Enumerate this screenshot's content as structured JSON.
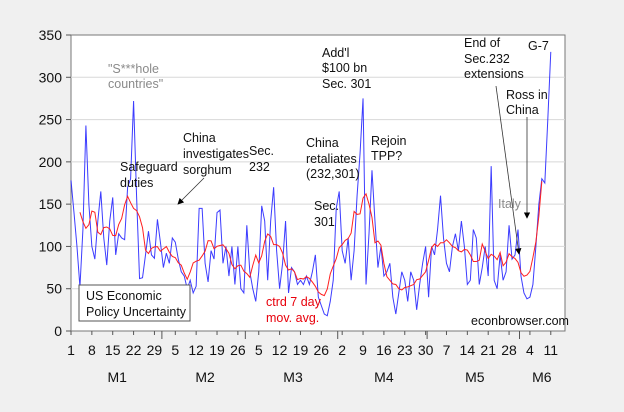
{
  "chart_data": {
    "type": "line",
    "xlabel": "",
    "ylabel": "",
    "ylim": [
      0,
      350
    ],
    "yticks": [
      0,
      50,
      100,
      150,
      200,
      250,
      300,
      350
    ],
    "grid": true,
    "x_tick_labels": [
      "1",
      "8",
      "15",
      "22",
      "29",
      "5",
      "12",
      "19",
      "26",
      "5",
      "12",
      "19",
      "26",
      "2",
      "9",
      "16",
      "23",
      "30",
      "7",
      "14",
      "21",
      "28",
      "4",
      "11"
    ],
    "month_labels": [
      "M1",
      "M2",
      "M3",
      "M4",
      "M5",
      "M6"
    ],
    "series": [
      {
        "name": "US Economic Policy Uncertainty",
        "color": "#1a1aff",
        "values": [
          178,
          140,
          100,
          52,
          120,
          243,
          150,
          100,
          85,
          130,
          165,
          110,
          78,
          130,
          158,
          90,
          115,
          110,
          108,
          170,
          180,
          272,
          160,
          62,
          63,
          90,
          118,
          90,
          86,
          132,
          105,
          75,
          92,
          80,
          110,
          105,
          85,
          70,
          65,
          50,
          60,
          45,
          53,
          145,
          145,
          80,
          58,
          95,
          85,
          140,
          143,
          80,
          100,
          65,
          100,
          55,
          100,
          50,
          45,
          125,
          70,
          50,
          35,
          70,
          148,
          130,
          60,
          130,
          170,
          95,
          50,
          80,
          130,
          45,
          75,
          70,
          55,
          60,
          55,
          65,
          55,
          70,
          90,
          40,
          30,
          20,
          18,
          35,
          60,
          145,
          165,
          95,
          80,
          110,
          60,
          95,
          160,
          210,
          275,
          55,
          115,
          190,
          130,
          75,
          100,
          65,
          70,
          80,
          40,
          20,
          45,
          70,
          60,
          35,
          70,
          60,
          25,
          55,
          80,
          100,
          40,
          100,
          90,
          120,
          160,
          110,
          80,
          70,
          100,
          115,
          95,
          130,
          100,
          55,
          60,
          120,
          110,
          55,
          75,
          100,
          65,
          195,
          60,
          50,
          90,
          60,
          70,
          125,
          85,
          90,
          120,
          65,
          45,
          38,
          40,
          55,
          100,
          150,
          180,
          175,
          250,
          330
        ]
      },
      {
        "name": "ctrd 7 day mov. avg.",
        "color": "#ff2020",
        "derived_from": "centered 7-day moving average of series 1"
      }
    ],
    "legend_box": [
      "US Economic",
      "Policy Uncertainty"
    ],
    "annotations": {
      "shithole": [
        "\"S***hole",
        "countries\""
      ],
      "safeguard": [
        "Safeguard",
        "duties"
      ],
      "sorghum": [
        "China",
        "investigates",
        "sorghum"
      ],
      "sec232": [
        "Sec.",
        "232"
      ],
      "retaliates": [
        "China",
        "retaliates",
        "(232,301)"
      ],
      "sec301": [
        "Sec.",
        "301"
      ],
      "add100": [
        "Add'l",
        "$100 bn",
        "Sec. 301"
      ],
      "tpp": [
        "Rejoin",
        "TPP?"
      ],
      "end232": [
        "End of",
        "Sec.232",
        "extensions"
      ],
      "ross": [
        "Ross in",
        "China"
      ],
      "italy": "Italy",
      "g7": "G-7",
      "ma_label": [
        "ctrd 7 day",
        "mov. avg."
      ],
      "source": "econbrowser.com"
    }
  }
}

Your objective: Choose all lines containing the string "series" and copy them out.

Task response:
    "series": [
        "derived_from": "centered 7-day moving average of series 1"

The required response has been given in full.